*WHAT IS REQUIRED*. Return all lines from the listing below in which the string "curve" occurs.

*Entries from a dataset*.
=====

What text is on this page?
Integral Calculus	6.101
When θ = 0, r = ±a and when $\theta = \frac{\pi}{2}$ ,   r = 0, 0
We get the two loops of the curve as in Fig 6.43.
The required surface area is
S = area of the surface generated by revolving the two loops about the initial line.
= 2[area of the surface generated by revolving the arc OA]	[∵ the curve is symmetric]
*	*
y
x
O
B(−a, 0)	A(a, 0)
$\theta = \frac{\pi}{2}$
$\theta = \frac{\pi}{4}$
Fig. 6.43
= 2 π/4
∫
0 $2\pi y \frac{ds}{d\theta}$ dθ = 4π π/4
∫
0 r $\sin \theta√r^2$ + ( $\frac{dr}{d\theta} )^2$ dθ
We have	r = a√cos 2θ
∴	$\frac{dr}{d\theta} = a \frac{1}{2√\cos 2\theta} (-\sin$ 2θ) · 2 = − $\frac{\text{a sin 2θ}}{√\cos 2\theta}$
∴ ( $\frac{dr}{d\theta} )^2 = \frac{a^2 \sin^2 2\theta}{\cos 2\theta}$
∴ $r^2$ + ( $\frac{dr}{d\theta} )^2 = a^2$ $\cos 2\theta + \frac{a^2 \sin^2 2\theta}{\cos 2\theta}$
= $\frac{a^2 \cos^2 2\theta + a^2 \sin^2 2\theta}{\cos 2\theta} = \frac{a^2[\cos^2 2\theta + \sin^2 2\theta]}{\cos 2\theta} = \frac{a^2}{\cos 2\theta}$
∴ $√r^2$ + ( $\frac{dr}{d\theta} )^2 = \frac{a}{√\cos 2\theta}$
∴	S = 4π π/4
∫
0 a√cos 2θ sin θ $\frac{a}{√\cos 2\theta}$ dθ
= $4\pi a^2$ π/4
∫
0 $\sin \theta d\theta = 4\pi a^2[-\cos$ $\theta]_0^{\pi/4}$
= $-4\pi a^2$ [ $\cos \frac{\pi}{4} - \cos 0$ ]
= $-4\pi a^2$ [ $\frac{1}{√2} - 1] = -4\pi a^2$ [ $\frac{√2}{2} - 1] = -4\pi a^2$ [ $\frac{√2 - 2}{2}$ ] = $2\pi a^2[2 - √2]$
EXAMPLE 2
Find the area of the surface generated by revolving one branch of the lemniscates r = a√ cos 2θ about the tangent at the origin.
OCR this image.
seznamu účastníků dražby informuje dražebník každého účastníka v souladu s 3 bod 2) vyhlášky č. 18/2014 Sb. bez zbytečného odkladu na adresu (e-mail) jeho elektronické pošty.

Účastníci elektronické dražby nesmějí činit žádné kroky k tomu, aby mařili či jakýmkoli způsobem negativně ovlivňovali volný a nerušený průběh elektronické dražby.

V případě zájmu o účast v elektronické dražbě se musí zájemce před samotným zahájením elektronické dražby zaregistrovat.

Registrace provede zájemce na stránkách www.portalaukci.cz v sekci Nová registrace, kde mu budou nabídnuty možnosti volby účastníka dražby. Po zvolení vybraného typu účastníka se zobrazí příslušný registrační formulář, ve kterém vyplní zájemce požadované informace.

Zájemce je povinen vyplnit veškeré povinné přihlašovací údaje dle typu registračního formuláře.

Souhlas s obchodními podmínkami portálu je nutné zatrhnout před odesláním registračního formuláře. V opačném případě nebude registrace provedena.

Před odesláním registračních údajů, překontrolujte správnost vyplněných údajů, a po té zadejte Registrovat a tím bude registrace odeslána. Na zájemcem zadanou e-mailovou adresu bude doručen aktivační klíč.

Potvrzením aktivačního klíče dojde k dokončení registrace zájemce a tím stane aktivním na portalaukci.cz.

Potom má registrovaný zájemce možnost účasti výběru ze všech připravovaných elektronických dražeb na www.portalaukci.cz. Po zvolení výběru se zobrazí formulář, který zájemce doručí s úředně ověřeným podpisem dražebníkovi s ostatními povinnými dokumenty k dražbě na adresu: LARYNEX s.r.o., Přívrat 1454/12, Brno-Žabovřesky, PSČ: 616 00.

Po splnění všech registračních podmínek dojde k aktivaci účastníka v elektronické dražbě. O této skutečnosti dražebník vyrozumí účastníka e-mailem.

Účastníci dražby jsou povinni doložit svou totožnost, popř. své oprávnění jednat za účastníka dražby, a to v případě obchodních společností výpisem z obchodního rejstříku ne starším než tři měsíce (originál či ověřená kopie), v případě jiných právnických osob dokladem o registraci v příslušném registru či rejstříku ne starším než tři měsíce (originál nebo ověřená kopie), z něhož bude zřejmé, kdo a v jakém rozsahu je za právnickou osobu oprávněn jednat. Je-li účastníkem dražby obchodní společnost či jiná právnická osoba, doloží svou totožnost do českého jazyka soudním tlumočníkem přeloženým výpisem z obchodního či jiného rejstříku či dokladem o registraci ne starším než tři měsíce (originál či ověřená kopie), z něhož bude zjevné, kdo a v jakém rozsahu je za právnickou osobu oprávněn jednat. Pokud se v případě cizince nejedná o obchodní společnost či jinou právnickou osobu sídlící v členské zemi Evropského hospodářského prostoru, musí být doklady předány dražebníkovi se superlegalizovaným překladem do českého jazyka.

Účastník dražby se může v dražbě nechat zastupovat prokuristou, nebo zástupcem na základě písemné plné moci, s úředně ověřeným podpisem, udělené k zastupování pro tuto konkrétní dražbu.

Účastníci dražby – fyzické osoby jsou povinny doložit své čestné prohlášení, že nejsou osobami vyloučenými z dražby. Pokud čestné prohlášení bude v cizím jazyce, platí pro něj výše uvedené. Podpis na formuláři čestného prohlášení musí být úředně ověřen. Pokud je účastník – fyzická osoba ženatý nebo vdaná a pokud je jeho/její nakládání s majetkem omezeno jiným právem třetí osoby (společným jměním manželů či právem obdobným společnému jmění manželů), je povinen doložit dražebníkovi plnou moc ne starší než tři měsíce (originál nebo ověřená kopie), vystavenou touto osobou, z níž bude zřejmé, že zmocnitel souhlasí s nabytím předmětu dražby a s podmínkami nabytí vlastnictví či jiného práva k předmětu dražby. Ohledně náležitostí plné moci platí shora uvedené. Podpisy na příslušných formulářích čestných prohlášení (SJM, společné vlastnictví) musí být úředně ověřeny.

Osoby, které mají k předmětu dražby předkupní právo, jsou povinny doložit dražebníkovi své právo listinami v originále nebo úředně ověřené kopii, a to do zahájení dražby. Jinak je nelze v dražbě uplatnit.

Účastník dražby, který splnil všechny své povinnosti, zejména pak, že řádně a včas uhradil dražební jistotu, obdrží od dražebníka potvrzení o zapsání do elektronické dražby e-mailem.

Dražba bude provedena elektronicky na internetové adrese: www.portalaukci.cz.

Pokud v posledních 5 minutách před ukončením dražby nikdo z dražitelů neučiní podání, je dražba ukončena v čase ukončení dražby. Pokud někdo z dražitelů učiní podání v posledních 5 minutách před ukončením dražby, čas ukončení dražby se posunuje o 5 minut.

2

=====

*ANSWER FOR THIS EXERCISE*.
We get the two loops of the curve as in Fig 6.43.
= 2[area of the surface generated by revolving the arc OA]	[∵ the curve is symmetric]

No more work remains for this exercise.